▶ [PASSAGE PROVIDED]
Begin
8
$\begingroup$

Since the WAAS system utilizes stations at known, fixed locations on the ground to make determinations for positional correction, is there a loss in the precision or validity of that correction with an increase in altitude?

If there is, how does it scale? Is the loss in reliability of the correction linear, exponential, is it simply a negligible degradation, etc?

$\endgroup$
2
  • $\begingroup$ It would help if you could explain why you think that distance from the ground-based reference point in the vertical direction would affect reliability more than distance from the same reference in the horizontal direction. After all, an airplane is generally a half-dozen miles above the station at most, but could be dozens or even hundreds of miles away laterally. If the latter distance doesn't affect reliability, why would the former? Are you really asking strictly about altitude, or about distance generally? $\endgroup$ Commented Jun 2, 2020 at 22:27
  • $\begingroup$ The answer to that question is: because horizontal distance changes (on the surface) would tend to affect the straight line distance from a satellite less than moving upward but less as a satellite's orbit approaches the visible horizon from a given point on the surface. $\endgroup$ Commented Jun 2, 2020 at 23:52

1 Answer 1

6
$\begingroup$

Yes, but it is a fairly small error. Some of the major sources of GPS error are able to be "corrected" by WAAS. The WAAS stations are used to build a model to make these corrections. These corrections are most accurate near each station, and less so the further away from each station. A couple of the largest errors are due to Satellite clock error and ionosphere delay. Satellite clock error is "correctable" by WAAS and will only depend on the specific satellite so would not change with receiver location. (ie when using Satellite number 1, add 1 microsecond...). On the other hand the ionospheric delay is somewhat location specific (when receiving satellite number 1, while standing at position X, the atmosphere is delaying the signal by Y microseconds). For locations that are not at one of the WAAS ground stations an approximation for the the ionosphere delay must be used.
End
▶ [MATERIAL SHOWN]
Begin
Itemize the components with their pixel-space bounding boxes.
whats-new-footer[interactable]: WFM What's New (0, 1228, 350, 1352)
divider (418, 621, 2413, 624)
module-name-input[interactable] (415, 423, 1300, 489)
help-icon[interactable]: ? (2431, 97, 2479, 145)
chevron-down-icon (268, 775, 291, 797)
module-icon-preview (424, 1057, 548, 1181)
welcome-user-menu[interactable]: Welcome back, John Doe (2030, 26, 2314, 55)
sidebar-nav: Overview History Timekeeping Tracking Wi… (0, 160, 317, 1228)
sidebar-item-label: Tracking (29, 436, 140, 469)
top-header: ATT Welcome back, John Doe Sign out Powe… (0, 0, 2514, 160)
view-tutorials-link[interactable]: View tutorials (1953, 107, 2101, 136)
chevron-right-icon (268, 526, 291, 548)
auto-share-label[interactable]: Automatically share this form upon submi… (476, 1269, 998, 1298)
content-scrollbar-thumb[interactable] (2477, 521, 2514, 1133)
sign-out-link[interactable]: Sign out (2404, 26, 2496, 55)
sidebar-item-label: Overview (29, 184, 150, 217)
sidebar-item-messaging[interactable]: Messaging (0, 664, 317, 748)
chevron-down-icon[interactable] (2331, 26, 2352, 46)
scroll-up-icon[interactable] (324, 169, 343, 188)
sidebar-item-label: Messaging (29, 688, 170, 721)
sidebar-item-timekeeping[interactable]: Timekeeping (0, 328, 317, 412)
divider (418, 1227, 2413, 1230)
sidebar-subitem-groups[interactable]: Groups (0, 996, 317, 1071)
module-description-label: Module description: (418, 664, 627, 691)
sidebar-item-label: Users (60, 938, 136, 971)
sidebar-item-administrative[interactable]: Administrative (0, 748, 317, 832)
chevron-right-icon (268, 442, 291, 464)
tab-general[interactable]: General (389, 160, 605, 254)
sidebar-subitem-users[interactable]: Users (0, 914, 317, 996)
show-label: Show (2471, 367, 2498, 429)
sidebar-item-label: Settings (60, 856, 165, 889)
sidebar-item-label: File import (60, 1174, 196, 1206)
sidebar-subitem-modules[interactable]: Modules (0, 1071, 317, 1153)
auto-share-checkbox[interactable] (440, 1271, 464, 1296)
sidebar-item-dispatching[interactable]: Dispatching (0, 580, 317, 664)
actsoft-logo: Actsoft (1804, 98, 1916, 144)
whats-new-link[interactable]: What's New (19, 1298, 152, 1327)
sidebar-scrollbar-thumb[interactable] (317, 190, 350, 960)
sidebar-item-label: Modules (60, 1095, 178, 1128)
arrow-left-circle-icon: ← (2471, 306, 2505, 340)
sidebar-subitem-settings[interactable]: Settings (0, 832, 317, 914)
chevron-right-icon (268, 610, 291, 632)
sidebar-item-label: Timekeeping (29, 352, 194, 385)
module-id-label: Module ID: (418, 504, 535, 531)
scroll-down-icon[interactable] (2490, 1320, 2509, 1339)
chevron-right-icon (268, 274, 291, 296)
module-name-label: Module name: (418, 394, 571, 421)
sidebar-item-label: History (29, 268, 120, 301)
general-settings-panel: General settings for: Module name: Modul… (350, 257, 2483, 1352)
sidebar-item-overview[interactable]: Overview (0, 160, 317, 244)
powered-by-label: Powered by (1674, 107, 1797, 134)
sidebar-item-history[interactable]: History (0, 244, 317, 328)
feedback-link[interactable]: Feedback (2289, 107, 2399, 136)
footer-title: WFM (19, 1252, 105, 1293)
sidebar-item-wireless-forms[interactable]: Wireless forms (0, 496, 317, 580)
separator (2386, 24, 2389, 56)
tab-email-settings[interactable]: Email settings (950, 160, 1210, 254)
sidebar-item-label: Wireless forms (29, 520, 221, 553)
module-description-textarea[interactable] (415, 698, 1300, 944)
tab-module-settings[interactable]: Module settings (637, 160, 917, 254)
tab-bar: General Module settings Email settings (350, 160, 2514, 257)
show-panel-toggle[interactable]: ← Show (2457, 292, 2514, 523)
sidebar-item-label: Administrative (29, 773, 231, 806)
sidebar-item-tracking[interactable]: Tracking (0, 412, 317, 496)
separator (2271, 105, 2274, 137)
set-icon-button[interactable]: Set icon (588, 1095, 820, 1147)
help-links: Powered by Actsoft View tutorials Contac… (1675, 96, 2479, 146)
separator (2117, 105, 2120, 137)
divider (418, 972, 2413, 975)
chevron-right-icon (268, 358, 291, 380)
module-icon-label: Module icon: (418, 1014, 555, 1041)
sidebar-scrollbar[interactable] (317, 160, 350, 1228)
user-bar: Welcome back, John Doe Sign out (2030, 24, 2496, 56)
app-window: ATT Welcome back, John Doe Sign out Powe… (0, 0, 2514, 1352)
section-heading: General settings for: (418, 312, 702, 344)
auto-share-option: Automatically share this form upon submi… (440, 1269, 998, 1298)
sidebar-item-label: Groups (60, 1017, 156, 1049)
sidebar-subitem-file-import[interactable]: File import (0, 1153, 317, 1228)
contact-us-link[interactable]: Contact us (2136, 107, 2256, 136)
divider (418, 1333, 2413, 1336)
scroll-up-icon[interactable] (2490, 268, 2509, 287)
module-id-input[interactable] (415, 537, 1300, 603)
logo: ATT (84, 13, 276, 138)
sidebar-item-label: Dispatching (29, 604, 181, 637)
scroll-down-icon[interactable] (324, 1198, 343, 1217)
End
▶ [WRITTEN TASK] Return the part of the WAAS altitude discussion from "Yes, but it" to "must be used.", copied word for word.

▶ [RESULT FOR THIS TASK]
Yes, but it is a fairly small error. Some of the major sources of GPS error are able to be "corrected" by WAAS. The WAAS stations are used to build a model to make these corrections. These corrections are most accurate near each station, and less so the further away from each station. A couple of the largest errors are due to Satellite clock error and ionosphere delay. Satellite clock error is "correctable" by WAAS and will only depend on the specific satellite so would not change with receiver location. (ie when using Satellite number 1, add 1 microsecond...). On the other hand the ionospheric delay is somewhat location specific (when receiving satellite number 1, while standing at position X, the atmosphere is delaying the signal by Y microseconds). For locations that are not at one of the WAAS ground stations an approximation for the the ionosphere delay must be used.